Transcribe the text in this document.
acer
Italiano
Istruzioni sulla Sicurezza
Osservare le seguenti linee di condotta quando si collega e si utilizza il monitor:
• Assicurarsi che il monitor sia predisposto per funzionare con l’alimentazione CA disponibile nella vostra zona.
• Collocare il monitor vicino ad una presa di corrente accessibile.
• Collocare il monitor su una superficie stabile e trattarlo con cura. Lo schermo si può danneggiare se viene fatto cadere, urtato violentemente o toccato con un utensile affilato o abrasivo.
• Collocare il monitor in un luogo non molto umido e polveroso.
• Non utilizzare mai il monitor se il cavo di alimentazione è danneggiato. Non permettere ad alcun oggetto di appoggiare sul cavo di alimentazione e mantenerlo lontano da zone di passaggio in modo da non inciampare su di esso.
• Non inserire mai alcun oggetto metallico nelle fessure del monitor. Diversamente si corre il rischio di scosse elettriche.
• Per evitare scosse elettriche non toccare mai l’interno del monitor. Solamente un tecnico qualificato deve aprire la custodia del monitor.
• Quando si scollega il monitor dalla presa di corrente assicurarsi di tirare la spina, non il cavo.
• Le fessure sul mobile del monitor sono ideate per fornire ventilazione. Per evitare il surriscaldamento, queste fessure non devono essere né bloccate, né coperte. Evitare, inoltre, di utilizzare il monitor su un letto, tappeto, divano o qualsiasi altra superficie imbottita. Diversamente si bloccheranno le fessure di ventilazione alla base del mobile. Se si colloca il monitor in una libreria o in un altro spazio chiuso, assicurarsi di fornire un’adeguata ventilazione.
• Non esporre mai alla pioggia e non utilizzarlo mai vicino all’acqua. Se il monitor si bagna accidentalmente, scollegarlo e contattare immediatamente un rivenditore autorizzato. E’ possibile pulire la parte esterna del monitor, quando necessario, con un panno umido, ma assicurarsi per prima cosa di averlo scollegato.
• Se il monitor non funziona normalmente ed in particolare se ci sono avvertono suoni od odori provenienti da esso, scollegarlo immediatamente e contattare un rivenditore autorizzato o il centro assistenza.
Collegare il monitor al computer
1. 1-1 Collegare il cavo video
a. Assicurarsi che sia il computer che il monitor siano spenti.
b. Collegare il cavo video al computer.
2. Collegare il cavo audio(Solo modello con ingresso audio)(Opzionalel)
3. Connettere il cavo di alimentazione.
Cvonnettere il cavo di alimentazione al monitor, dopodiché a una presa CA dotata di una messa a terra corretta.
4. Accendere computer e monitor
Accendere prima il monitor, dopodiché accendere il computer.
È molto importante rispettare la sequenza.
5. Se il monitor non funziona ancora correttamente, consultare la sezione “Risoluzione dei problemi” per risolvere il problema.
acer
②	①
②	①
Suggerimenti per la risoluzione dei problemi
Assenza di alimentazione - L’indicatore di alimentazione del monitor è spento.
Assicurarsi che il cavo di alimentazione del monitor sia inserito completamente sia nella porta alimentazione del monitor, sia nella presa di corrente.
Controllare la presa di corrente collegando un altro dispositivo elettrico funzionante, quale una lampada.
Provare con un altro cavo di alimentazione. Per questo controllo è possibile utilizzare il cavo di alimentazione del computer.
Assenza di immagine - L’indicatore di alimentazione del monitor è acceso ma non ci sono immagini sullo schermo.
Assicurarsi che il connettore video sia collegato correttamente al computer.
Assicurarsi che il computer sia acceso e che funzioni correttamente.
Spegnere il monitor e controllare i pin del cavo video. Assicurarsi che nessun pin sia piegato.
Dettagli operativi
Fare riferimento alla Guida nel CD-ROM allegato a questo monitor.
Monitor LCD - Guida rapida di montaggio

⁂

## Given problem
Where a line of the entries contains the word "molto", copy that line.

## Answer
• Collocare il monitor in un luogo non molto umido e polveroso.
È molto importante rispettare la sequenza.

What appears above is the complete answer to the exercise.